## YOUR OBJECTIVE
Repeat the data word for word. Do not include the pictures.

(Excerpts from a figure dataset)
########

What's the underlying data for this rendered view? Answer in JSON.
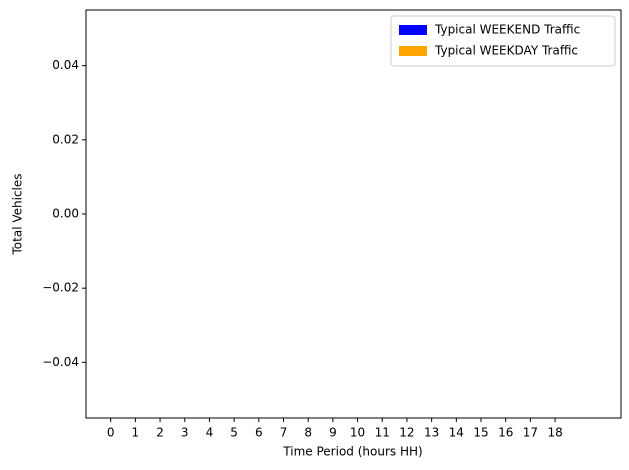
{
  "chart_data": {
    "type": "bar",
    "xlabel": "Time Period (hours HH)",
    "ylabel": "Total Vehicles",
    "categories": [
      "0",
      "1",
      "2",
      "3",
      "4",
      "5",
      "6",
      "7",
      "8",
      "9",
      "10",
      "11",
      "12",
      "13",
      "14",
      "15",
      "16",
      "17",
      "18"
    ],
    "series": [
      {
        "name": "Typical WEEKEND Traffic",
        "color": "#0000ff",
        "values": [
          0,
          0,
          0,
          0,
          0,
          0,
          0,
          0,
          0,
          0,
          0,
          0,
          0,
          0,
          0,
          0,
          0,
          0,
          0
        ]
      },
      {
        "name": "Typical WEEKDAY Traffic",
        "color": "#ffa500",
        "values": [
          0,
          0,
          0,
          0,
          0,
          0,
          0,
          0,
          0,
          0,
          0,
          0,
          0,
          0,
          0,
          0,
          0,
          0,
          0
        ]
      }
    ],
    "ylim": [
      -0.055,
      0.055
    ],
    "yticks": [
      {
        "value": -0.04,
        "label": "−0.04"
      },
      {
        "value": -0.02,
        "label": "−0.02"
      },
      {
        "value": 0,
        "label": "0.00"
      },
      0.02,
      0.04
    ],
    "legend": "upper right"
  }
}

########

## EXPECTED ANSWER
What's the underlying data for this rendered view? Answer in JSON.
{
  "chart_data": {
    "type": "bar",
    "xlabel": "Time Period (hours HH)",
    "ylabel": "Total Vehicles",
    "categories": [
      "0",
      "1",
      "2",
      "3",
      "4",
      "5",
      "6",
      "7",
      "8",
      "9",
      "10",
      "11",
      "12",
      "13",
      "14",
      "15",
      "16",
      "17",
      "18"
    ],
    "series": [
      {
        "name": "Typical WEEKEND Traffic",
        "color": "#0000ff",
        "values": [
          0,
          0,
          0,
          0,
          0,
          0,
          0,
          0,
          0,
          0,
          0,
          0,
          0,
          0,
          0,
          0,
          0,
          0,
          0
        ]
      },
      {
        "name": "Typical WEEKDAY Traffic",
        "color": "#ffa500",
        "values": [
          0,
          0,
          0,
          0,
          0,
          0,
          0,
          0,
          0,
          0,
          0,
          0,
          0,
          0,
          0,
          0,
          0,
          0,
          0
        ]
      }
    ],
    "ylim": [
      -0.055,
      0.055
    ],
    "yticks": [
      {
        "value": -0.04,
        "label": "−0.04"
      },
      {
        "value": -0.02,
        "label": "−0.02"
      },
      {
        "value": 0,
        "label": "0.00"
      },
      0.02,
      0.04
    ],
    "legend": "upper right"
  }
}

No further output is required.